◆ **What is asked**:
Of all the lines here, how many include the string "title"? Answer with the number only.

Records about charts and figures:
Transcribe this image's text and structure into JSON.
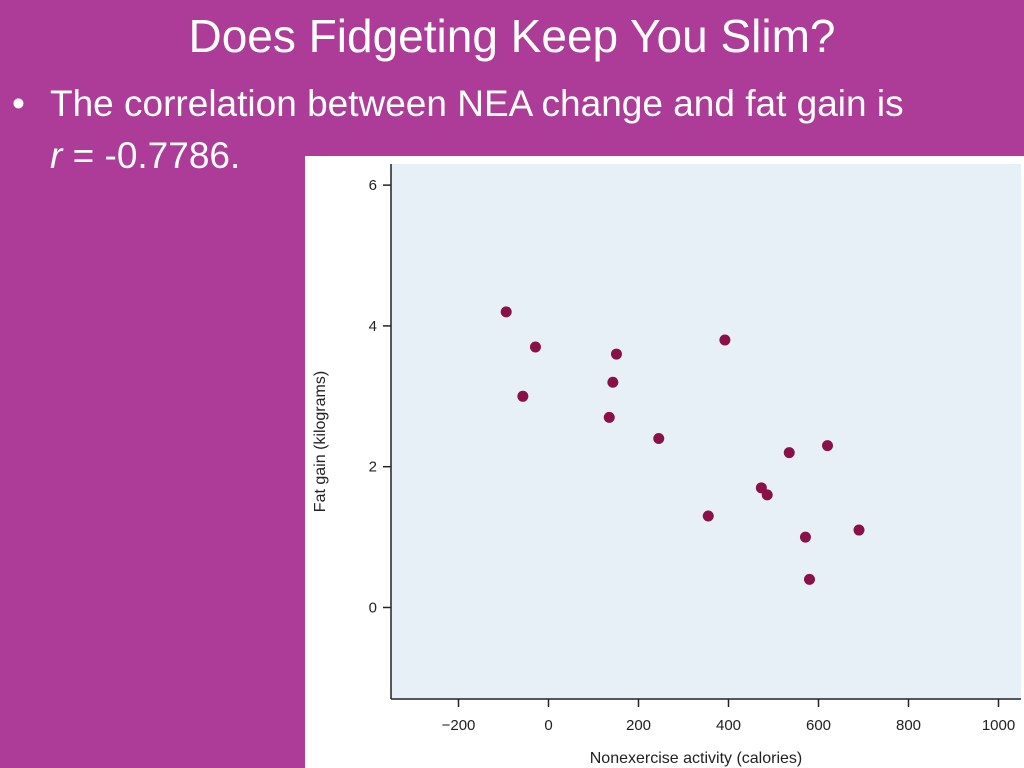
{
  "slide": {
    "title": "Does Fidgeting Keep You Slim?",
    "bullet_text": "The correlation between NEA change and fat gain is",
    "r_symbol": "r",
    "r_value_text": " = -0.7786."
  },
  "colors": {
    "slide_background": "#ac3c97",
    "plot_background": "#e8f0f7",
    "point_color": "#8b1048"
  },
  "chart_data": {
    "type": "scatter",
    "title": "",
    "xlabel": "Nonexercise activity (calories)",
    "ylabel": "Fat gain (kilograms)",
    "xlim": [
      -350,
      1050
    ],
    "ylim": [
      -1.3,
      6.3
    ],
    "x_ticks": [
      -200,
      0,
      200,
      400,
      600,
      800,
      1000
    ],
    "x_tick_labels": [
      "−200",
      "0",
      "200",
      "400",
      "600",
      "800",
      "1000"
    ],
    "y_ticks": [
      0,
      2,
      4,
      6
    ],
    "y_tick_labels": [
      "0",
      "2",
      "4",
      "6"
    ],
    "grid": false,
    "legend": "none",
    "points": [
      {
        "x": -94,
        "y": 4.2
      },
      {
        "x": -57,
        "y": 3.0
      },
      {
        "x": -29,
        "y": 3.7
      },
      {
        "x": 135,
        "y": 2.7
      },
      {
        "x": 143,
        "y": 3.2
      },
      {
        "x": 151,
        "y": 3.6
      },
      {
        "x": 245,
        "y": 2.4
      },
      {
        "x": 355,
        "y": 1.3
      },
      {
        "x": 392,
        "y": 3.8
      },
      {
        "x": 473,
        "y": 1.7
      },
      {
        "x": 486,
        "y": 1.6
      },
      {
        "x": 535,
        "y": 2.2
      },
      {
        "x": 571,
        "y": 1.0
      },
      {
        "x": 580,
        "y": 0.4
      },
      {
        "x": 620,
        "y": 2.3
      },
      {
        "x": 690,
        "y": 1.1
      }
    ]
  }
}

◆ **Task answer**:
2